Stated task: Reproduce the records. Keep every word exact and include no images.
----
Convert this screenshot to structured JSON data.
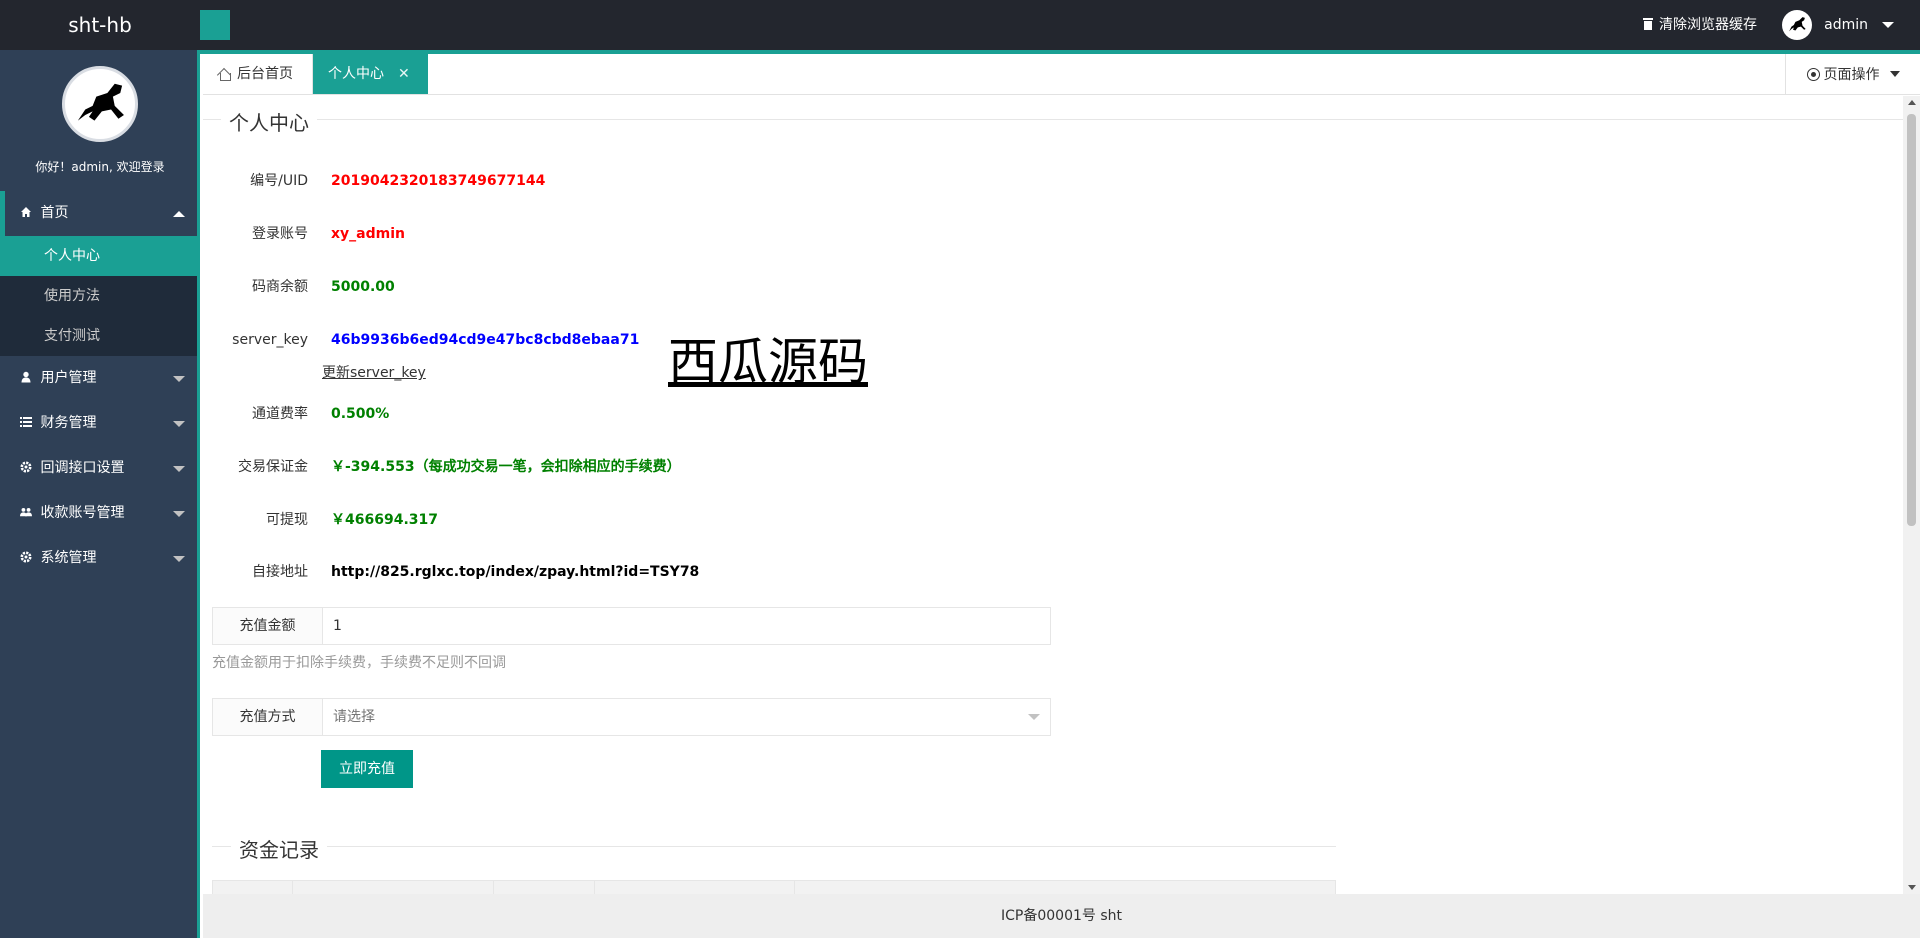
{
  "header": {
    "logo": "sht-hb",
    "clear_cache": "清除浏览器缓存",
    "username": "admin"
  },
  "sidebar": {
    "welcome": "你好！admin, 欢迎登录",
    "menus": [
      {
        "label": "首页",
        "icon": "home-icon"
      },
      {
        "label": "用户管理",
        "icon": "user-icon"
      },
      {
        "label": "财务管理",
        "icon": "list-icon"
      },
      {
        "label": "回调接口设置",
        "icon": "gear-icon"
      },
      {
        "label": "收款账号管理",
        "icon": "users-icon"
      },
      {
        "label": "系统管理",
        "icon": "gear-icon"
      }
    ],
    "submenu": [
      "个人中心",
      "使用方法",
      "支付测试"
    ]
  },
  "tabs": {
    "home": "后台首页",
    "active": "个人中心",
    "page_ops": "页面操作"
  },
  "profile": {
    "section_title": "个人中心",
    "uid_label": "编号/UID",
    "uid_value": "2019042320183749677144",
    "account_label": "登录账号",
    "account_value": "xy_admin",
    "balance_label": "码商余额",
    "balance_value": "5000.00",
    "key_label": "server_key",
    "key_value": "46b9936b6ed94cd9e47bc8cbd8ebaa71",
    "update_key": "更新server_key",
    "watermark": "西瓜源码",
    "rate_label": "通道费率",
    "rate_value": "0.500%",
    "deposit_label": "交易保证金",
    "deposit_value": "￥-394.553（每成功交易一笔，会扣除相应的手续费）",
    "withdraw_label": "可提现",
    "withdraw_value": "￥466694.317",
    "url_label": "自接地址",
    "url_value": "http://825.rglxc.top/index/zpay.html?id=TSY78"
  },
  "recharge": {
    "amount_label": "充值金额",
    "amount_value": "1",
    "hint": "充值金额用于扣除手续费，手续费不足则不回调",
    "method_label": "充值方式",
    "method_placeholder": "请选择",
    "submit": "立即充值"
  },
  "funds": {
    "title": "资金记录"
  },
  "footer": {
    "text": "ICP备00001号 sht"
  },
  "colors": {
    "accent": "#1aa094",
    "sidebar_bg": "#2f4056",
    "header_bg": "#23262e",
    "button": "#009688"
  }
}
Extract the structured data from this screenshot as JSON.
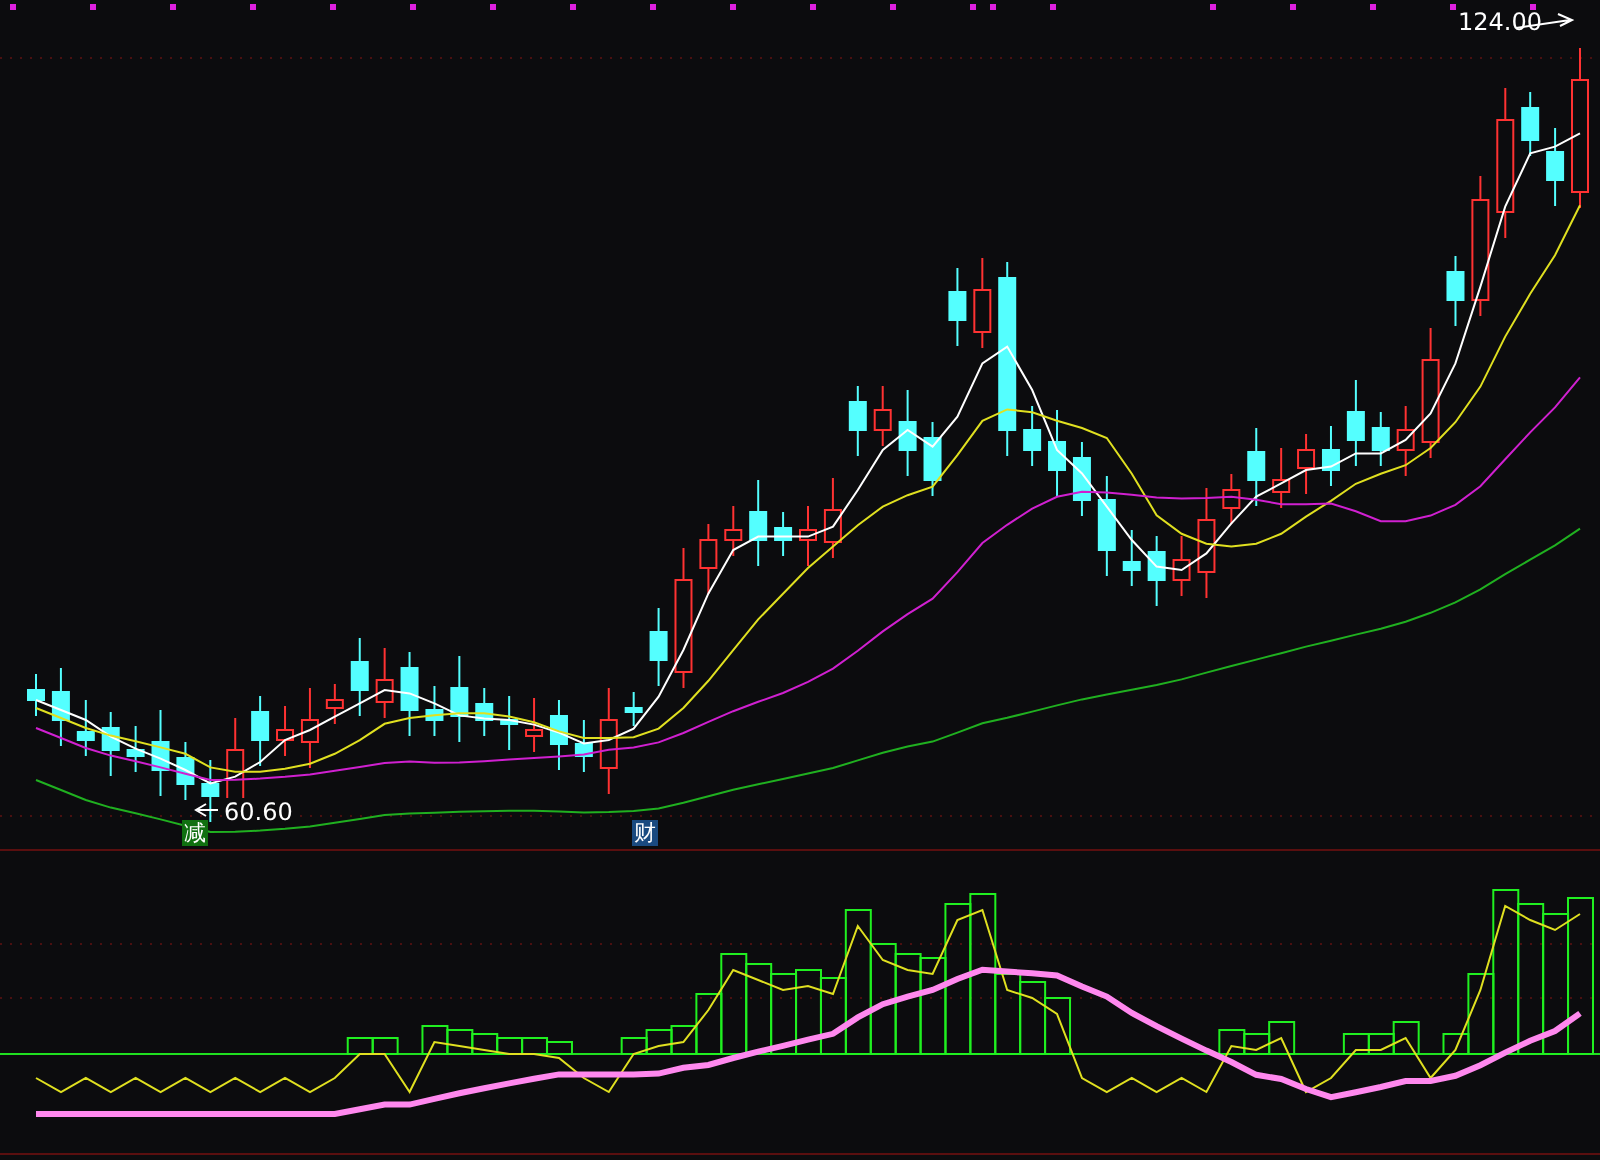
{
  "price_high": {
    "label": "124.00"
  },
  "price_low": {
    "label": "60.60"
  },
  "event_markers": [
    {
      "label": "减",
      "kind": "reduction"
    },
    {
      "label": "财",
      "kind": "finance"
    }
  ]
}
----
Complete answer:
Convert this screenshot to structured JSON data.
{
  "header": {
    "logo": "sht-hb",
    "clear_cache": "清除浏览器缓存",
    "username": "admin"
  },
  "sidebar": {
    "welcome": "你好！admin, 欢迎登录",
    "menus": [
      {
        "label": "首页",
        "icon": "home-icon"
      },
      {
        "label": "用户管理",
        "icon": "user-icon"
      },
      {
        "label": "财务管理",
        "icon": "list-icon"
      },
      {
        "label": "回调接口设置",
        "icon": "gear-icon"
      },
      {
        "label": "收款账号管理",
        "icon": "users-icon"
      },
      {
        "label": "系统管理",
        "icon": "gear-icon"
      }
    ],
    "submenu": [
      "个人中心",
      "使用方法",
      "支付测试"
    ]
  },
  "tabs": {
    "home": "后台首页",
    "active": "个人中心",
    "page_ops": "页面操作"
  },
  "profile": {
    "section_title": "个人中心",
    "uid_label": "编号/UID",
    "uid_value": "2019042320183749677144",
    "account_label": "登录账号",
    "account_value": "xy_admin",
    "balance_label": "码商余额",
    "balance_value": "5000.00",
    "key_label": "server_key",
    "key_value": "46b9936b6ed94cd9e47bc8cbd8ebaa71",
    "update_key": "更新server_key",
    "watermark": "西瓜源码",
    "rate_label": "通道费率",
    "rate_value": "0.500%",
    "deposit_label": "交易保证金",
    "deposit_value": "￥-394.553（每成功交易一笔，会扣除相应的手续费）",
    "withdraw_label": "可提现",
    "withdraw_value": "￥466694.317",
    "url_label": "自接地址",
    "url_value": "http://825.rglxc.top/index/zpay.html?id=TSY78"
  },
  "recharge": {
    "amount_label": "充值金额",
    "amount_value": "1",
    "hint": "充值金额用于扣除手续费，手续费不足则不回调",
    "method_label": "充值方式",
    "method_placeholder": "请选择",
    "submit": "立即充值"
  },
  "funds": {
    "title": "资金记录"
  },
  "footer": {
    "text": "ICP备00001号 sht"
  },
  "colors": {
    "accent": "#1aa094",
    "sidebar_bg": "#2f4056",
    "header_bg": "#23262e",
    "button": "#009688"
  }
}
Extract the structured data from this screenshot as JSON.
{
  "price_high": {
    "label": "124.00"
  },
  "price_low": {
    "label": "60.60"
  },
  "event_markers": [
    {
      "label": "减",
      "kind": "reduction"
    },
    {
      "label": "财",
      "kind": "finance"
    }
  ]
}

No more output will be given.